Begin Task inputs
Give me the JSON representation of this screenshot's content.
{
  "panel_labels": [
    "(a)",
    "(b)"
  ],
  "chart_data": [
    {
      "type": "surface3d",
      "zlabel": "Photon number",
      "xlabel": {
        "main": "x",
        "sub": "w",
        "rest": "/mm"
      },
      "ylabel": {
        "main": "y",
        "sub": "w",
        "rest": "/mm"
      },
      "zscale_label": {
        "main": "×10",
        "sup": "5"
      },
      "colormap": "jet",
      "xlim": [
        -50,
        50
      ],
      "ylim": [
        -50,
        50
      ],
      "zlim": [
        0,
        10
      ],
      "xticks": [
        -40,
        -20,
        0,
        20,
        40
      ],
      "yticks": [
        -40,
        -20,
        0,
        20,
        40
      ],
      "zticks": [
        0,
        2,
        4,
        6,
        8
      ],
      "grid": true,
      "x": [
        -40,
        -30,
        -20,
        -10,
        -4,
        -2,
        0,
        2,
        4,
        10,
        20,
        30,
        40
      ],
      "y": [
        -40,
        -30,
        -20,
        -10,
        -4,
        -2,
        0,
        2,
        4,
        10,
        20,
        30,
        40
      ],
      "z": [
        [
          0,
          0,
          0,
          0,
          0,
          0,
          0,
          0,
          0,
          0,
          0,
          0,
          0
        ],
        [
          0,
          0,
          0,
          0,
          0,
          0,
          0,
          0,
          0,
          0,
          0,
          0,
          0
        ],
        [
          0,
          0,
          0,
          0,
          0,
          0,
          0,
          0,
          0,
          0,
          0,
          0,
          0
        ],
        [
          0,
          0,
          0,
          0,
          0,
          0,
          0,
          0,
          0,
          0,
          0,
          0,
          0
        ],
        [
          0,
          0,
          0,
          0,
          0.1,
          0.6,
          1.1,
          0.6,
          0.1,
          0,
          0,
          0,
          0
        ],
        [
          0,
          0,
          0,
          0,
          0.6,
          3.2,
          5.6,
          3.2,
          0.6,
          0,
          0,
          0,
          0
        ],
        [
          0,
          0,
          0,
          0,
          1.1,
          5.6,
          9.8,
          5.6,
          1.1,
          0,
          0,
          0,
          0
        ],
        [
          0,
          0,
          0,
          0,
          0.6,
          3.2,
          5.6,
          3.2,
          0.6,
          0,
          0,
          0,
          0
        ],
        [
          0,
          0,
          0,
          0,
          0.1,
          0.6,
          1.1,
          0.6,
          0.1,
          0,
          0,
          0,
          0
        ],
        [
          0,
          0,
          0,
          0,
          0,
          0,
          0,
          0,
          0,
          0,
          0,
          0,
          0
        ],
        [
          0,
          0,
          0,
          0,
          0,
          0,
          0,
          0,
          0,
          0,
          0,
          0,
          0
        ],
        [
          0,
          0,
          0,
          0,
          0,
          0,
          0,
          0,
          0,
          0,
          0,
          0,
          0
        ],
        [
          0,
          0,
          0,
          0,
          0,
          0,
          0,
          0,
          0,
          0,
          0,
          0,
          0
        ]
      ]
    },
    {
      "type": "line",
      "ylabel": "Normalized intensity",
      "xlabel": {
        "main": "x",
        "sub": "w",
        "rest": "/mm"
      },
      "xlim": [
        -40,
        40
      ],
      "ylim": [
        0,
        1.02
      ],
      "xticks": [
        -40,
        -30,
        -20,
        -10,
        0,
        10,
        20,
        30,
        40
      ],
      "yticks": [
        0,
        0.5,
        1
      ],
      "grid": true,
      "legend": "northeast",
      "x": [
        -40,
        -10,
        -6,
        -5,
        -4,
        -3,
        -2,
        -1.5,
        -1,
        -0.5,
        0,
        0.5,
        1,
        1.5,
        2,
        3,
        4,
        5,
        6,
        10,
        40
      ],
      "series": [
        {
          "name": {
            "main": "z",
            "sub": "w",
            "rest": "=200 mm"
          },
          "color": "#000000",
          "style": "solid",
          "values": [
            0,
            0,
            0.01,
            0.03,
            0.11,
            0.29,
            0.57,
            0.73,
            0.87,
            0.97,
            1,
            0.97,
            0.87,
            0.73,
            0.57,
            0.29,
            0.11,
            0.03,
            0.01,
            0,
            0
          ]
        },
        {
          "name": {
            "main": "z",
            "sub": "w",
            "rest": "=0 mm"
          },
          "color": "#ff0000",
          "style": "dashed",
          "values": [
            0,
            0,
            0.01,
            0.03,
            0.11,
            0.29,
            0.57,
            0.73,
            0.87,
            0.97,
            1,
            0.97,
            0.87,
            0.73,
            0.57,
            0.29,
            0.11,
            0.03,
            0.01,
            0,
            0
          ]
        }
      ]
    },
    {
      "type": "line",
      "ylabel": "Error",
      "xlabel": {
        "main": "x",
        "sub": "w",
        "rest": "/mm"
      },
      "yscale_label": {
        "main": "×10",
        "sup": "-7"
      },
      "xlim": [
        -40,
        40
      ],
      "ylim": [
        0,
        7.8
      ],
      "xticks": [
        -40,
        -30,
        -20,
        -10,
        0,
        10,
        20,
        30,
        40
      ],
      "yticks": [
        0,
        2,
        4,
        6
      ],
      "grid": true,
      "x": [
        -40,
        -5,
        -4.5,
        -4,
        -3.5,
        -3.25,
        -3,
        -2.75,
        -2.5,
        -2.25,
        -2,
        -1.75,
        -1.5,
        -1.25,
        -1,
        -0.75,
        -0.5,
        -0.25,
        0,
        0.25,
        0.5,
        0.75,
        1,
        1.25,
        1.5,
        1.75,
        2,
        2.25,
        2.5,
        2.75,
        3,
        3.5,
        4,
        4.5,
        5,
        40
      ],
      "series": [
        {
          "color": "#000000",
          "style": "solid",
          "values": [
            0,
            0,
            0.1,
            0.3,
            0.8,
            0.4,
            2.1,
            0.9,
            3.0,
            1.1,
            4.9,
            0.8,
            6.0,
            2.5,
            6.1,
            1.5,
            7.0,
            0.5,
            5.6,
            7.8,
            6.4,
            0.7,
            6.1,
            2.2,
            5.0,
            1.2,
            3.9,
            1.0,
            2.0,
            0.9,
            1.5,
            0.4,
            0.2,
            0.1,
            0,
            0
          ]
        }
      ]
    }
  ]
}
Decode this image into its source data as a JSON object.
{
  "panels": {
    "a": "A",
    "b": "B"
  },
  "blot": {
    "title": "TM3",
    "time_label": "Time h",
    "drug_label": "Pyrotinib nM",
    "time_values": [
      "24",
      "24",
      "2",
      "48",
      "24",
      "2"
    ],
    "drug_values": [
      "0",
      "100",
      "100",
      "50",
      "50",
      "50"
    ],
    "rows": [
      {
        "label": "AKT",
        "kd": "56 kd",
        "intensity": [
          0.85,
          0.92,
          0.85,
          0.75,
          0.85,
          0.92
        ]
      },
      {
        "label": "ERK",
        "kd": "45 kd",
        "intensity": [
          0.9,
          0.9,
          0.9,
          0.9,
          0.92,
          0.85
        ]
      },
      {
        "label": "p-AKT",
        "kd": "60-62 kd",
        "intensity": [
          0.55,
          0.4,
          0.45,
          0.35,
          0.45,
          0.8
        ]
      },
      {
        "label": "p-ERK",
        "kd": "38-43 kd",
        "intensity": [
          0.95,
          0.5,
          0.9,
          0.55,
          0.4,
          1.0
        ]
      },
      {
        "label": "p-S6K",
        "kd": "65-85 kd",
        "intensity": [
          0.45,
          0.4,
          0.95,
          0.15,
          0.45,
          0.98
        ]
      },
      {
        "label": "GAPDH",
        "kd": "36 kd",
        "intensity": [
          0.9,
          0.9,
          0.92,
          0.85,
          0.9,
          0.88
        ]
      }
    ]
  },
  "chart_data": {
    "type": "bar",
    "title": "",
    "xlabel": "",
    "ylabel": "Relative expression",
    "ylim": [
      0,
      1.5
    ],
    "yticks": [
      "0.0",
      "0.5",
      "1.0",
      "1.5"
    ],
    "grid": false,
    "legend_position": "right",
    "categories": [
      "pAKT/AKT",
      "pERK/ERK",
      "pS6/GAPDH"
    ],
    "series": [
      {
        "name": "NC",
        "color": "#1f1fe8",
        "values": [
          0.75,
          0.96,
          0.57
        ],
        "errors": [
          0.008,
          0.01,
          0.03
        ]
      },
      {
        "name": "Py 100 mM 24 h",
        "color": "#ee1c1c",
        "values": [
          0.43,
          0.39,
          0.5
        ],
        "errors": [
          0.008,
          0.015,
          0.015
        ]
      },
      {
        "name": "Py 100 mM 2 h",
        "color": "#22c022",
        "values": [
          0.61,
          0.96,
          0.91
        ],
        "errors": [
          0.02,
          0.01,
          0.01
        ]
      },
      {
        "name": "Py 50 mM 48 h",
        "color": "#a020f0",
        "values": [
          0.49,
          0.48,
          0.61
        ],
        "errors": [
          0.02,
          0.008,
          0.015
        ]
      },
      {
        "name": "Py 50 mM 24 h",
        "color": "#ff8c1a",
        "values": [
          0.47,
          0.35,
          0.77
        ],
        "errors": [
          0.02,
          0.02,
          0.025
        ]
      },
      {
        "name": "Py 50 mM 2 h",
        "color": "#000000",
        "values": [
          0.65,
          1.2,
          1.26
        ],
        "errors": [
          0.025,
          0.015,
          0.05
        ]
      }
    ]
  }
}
End Task inputs
• [Goal of the exercise]:
From the entries above, copy every line containing the word "JSON".

• [Solution for this problem]:
Give me the JSON representation of this screenshot's content.
Decode this image into its source data as a JSON object.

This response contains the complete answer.